Copy every line of the records below word for word, with nothing changed.
____ PROVIDED RECORDS
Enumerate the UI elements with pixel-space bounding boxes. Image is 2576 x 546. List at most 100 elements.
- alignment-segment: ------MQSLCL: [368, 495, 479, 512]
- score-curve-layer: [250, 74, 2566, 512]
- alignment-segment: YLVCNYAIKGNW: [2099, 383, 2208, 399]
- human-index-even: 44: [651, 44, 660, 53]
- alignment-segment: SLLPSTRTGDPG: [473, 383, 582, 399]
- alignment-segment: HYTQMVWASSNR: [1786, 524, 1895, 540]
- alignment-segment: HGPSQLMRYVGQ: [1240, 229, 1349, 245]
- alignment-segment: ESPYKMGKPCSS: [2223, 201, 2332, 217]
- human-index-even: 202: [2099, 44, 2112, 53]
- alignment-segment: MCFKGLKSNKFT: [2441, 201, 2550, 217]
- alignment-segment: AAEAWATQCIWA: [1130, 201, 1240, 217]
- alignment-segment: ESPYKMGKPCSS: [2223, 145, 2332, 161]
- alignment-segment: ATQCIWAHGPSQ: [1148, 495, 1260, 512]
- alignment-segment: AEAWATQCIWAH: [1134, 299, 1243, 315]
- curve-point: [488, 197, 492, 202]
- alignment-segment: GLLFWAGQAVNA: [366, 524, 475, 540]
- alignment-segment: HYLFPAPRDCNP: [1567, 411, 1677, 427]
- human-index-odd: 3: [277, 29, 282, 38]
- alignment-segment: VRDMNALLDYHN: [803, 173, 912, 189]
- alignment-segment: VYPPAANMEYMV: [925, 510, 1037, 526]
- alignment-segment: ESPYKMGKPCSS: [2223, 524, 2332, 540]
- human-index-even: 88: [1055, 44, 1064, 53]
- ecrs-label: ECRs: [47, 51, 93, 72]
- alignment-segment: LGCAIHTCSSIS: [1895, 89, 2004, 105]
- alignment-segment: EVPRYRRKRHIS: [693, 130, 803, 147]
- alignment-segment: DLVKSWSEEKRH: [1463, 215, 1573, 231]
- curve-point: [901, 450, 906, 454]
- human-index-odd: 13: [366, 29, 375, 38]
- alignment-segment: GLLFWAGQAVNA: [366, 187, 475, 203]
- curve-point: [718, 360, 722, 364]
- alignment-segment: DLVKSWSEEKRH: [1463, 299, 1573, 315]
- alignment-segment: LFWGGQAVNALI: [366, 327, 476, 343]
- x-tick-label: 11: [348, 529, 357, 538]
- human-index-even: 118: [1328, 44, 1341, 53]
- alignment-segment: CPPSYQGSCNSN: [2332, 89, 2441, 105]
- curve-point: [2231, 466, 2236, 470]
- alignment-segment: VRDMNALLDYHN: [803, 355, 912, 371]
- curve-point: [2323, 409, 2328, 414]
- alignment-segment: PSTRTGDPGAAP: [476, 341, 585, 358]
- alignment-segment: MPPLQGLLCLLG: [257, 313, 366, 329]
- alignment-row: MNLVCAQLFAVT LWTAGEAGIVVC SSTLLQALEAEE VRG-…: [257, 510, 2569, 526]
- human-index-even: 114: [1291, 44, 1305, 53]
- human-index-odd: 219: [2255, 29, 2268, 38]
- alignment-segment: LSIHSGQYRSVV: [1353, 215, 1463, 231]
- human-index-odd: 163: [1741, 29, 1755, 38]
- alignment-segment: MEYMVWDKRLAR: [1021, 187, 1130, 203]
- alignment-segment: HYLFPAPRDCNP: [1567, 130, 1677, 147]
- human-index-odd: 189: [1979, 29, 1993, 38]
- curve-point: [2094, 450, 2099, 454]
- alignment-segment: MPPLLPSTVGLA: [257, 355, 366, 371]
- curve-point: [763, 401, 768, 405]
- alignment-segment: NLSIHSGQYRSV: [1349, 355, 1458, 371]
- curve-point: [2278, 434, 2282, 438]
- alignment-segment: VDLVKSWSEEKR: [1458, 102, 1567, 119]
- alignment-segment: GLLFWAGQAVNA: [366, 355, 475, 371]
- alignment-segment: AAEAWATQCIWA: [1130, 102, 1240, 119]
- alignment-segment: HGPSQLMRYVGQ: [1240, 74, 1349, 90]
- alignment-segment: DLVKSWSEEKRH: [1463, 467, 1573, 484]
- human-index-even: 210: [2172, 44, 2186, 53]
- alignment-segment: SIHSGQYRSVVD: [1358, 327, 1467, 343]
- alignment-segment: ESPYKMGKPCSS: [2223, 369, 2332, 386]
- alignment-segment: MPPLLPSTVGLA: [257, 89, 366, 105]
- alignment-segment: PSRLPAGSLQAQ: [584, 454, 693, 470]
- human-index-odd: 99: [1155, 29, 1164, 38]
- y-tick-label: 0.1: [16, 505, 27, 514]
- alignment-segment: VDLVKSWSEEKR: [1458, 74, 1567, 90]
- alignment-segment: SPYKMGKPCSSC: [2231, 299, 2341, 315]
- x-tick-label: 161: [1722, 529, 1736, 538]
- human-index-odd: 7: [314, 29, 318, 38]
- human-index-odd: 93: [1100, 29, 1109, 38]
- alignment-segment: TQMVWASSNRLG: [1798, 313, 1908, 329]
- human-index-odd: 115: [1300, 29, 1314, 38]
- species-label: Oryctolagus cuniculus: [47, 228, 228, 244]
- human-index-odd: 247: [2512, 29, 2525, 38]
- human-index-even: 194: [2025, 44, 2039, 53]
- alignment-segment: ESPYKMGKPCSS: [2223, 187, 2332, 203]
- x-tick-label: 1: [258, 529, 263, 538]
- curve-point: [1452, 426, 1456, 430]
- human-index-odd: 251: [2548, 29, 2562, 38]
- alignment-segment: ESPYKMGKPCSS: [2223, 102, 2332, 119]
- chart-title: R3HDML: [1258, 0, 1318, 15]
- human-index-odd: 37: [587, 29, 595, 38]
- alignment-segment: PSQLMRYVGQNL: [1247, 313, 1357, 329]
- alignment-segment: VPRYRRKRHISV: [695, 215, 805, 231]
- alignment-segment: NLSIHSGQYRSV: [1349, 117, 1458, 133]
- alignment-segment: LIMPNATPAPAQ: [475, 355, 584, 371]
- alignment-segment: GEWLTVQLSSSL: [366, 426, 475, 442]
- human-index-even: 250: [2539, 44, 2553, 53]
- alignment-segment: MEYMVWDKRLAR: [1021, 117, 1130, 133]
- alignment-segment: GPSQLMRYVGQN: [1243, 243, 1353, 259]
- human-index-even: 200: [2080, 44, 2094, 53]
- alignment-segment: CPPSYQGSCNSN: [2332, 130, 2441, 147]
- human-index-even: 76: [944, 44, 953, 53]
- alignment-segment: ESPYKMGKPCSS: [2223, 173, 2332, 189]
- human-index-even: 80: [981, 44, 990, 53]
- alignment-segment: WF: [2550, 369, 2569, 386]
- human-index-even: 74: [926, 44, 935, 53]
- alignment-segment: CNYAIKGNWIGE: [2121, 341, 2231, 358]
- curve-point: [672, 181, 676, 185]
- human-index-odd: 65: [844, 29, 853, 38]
________
◆ RIGHT ANSWER ◆
Enumerate the UI elements with pixel-space bounding boxes. Image is 2576 x 546. List at most 100 elements.
- alignment-segment: ------MQSLCL: [368, 495, 479, 512]
- score-curve-layer: [250, 74, 2566, 512]
- alignment-segment: YLVCNYAIKGNW: [2099, 383, 2208, 399]
- human-index-even: 44: [651, 44, 660, 53]
- alignment-segment: SLLPSTRTGDPG: [473, 383, 582, 399]
- alignment-segment: HYTQMVWASSNR: [1786, 524, 1895, 540]
- alignment-segment: HGPSQLMRYVGQ: [1240, 229, 1349, 245]
- alignment-segment: ESPYKMGKPCSS: [2223, 201, 2332, 217]
- human-index-even: 202: [2099, 44, 2112, 53]
- alignment-segment: MCFKGLKSNKFT: [2441, 201, 2550, 217]
- alignment-segment: AAEAWATQCIWA: [1130, 201, 1240, 217]
- alignment-segment: ESPYKMGKPCSS: [2223, 145, 2332, 161]
- alignment-segment: ATQCIWAHGPSQ: [1148, 495, 1260, 512]
- alignment-segment: AEAWATQCIWAH: [1134, 299, 1243, 315]
- curve-point: [488, 197, 492, 202]
- alignment-segment: GLLFWAGQAVNA: [366, 524, 475, 540]
- alignment-segment: HYLFPAPRDCNP: [1567, 411, 1677, 427]
- human-index-odd: 3: [277, 29, 282, 38]
- alignment-segment: VRDMNALLDYHN: [803, 173, 912, 189]
- alignment-segment: VYPPAANMEYMV: [925, 510, 1037, 526]
- alignment-segment: ESPYKMGKPCSS: [2223, 524, 2332, 540]
- human-index-even: 88: [1055, 44, 1064, 53]
- ecrs-label: ECRs: [47, 51, 93, 72]
- alignment-segment: LGCAIHTCSSIS: [1895, 89, 2004, 105]
- alignment-segment: EVPRYRRKRHIS: [693, 130, 803, 147]
- alignment-segment: DLVKSWSEEKRH: [1463, 215, 1573, 231]
- curve-point: [901, 450, 906, 454]
- human-index-odd: 13: [366, 29, 375, 38]
- alignment-segment: GLLFWAGQAVNA: [366, 187, 475, 203]
- curve-point: [718, 360, 722, 364]
- alignment-segment: DLVKSWSEEKRH: [1463, 299, 1573, 315]
- alignment-segment: LFWGGQAVNALI: [366, 327, 476, 343]
- x-tick-label: 11: [348, 529, 357, 538]
- human-index-even: 118: [1328, 44, 1341, 53]
- alignment-segment: CPPSYQGSCNSN: [2332, 89, 2441, 105]
- curve-point: [2231, 466, 2236, 470]
- alignment-segment: VRDMNALLDYHN: [803, 355, 912, 371]
- curve-point: [2323, 409, 2328, 414]
- alignment-segment: PSTRTGDPGAAP: [476, 341, 585, 358]
- alignment-segment: MPPLQGLLCLLG: [257, 313, 366, 329]
- alignment-row: MNLVCAQLFAVT LWTAGEAGIVVC SSTLLQALEAEE VRG-…: [257, 510, 2569, 526]
- human-index-even: 114: [1291, 44, 1305, 53]
- human-index-odd: 219: [2255, 29, 2268, 38]
- alignment-segment: LSIHSGQYRSVV: [1353, 215, 1463, 231]
- human-index-odd: 163: [1741, 29, 1755, 38]
- alignment-segment: MEYMVWDKRLAR: [1021, 187, 1130, 203]
- alignment-segment: HYLFPAPRDCNP: [1567, 130, 1677, 147]
- human-index-odd: 189: [1979, 29, 1993, 38]
- curve-point: [2094, 450, 2099, 454]
- alignment-segment: MPPLLPSTVGLA: [257, 355, 366, 371]
- curve-point: [763, 401, 768, 405]
- alignment-segment: NLSIHSGQYRSV: [1349, 355, 1458, 371]
- curve-point: [2278, 434, 2282, 438]
- alignment-segment: VDLVKSWSEEKR: [1458, 102, 1567, 119]
- alignment-segment: GLLFWAGQAVNA: [366, 355, 475, 371]
- alignment-segment: AAEAWATQCIWA: [1130, 102, 1240, 119]
- alignment-segment: HGPSQLMRYVGQ: [1240, 74, 1349, 90]
- alignment-segment: DLVKSWSEEKRH: [1463, 467, 1573, 484]
- human-index-even: 210: [2172, 44, 2186, 53]
- alignment-segment: SIHSGQYRSVVD: [1358, 327, 1467, 343]
- alignment-segment: ESPYKMGKPCSS: [2223, 369, 2332, 386]
- alignment-segment: MPPLLPSTVGLA: [257, 89, 366, 105]
- alignment-segment: PSRLPAGSLQAQ: [584, 454, 693, 470]
- human-index-odd: 99: [1155, 29, 1164, 38]
- y-tick-label: 0.1: [16, 505, 27, 514]
- alignment-segment: VDLVKSWSEEKR: [1458, 74, 1567, 90]
- alignment-segment: SPYKMGKPCSSC: [2231, 299, 2341, 315]
- x-tick-label: 161: [1722, 529, 1736, 538]
- human-index-odd: 7: [314, 29, 318, 38]
- human-index-odd: 93: [1100, 29, 1109, 38]
- alignment-segment: TQMVWASSNRLG: [1798, 313, 1908, 329]
- human-index-odd: 115: [1300, 29, 1314, 38]
- species-label: Oryctolagus cuniculus: [47, 228, 228, 244]
- human-index-odd: 247: [2512, 29, 2525, 38]
- human-index-even: 194: [2025, 44, 2039, 53]
- alignment-segment: ESPYKMGKPCSS: [2223, 187, 2332, 203]
- x-tick-label: 1: [258, 529, 263, 538]
- curve-point: [1452, 426, 1456, 430]
- human-index-odd: 251: [2548, 29, 2562, 38]
- alignment-segment: ESPYKMGKPCSS: [2223, 102, 2332, 119]
- chart-title: R3HDML: [1258, 0, 1318, 15]
- human-index-odd: 37: [587, 29, 595, 38]
- alignment-segment: PSQLMRYVGQNL: [1247, 313, 1357, 329]
- alignment-segment: VPRYRRKRHISV: [695, 215, 805, 231]
- alignment-segment: NLSIHSGQYRSV: [1349, 117, 1458, 133]
- alignment-segment: LIMPNATPAPAQ: [475, 355, 584, 371]
- alignment-segment: GEWLTVQLSSSL: [366, 426, 475, 442]
- human-index-even: 250: [2539, 44, 2553, 53]
- alignment-segment: MEYMVWDKRLAR: [1021, 117, 1130, 133]
- alignment-segment: GPSQLMRYVGQN: [1243, 243, 1353, 259]
- human-index-even: 200: [2080, 44, 2094, 53]
- alignment-segment: CPPSYQGSCNSN: [2332, 130, 2441, 147]
- human-index-even: 76: [944, 44, 953, 53]
- alignment-segment: ESPYKMGKPCSS: [2223, 173, 2332, 189]
- human-index-even: 80: [981, 44, 990, 53]
- alignment-segment: WF: [2550, 369, 2569, 386]
- human-index-even: 74: [926, 44, 935, 53]
- alignment-segment: CNYAIKGNWIGE: [2121, 341, 2231, 358]
- curve-point: [672, 181, 676, 185]
- human-index-odd: 65: [844, 29, 853, 38]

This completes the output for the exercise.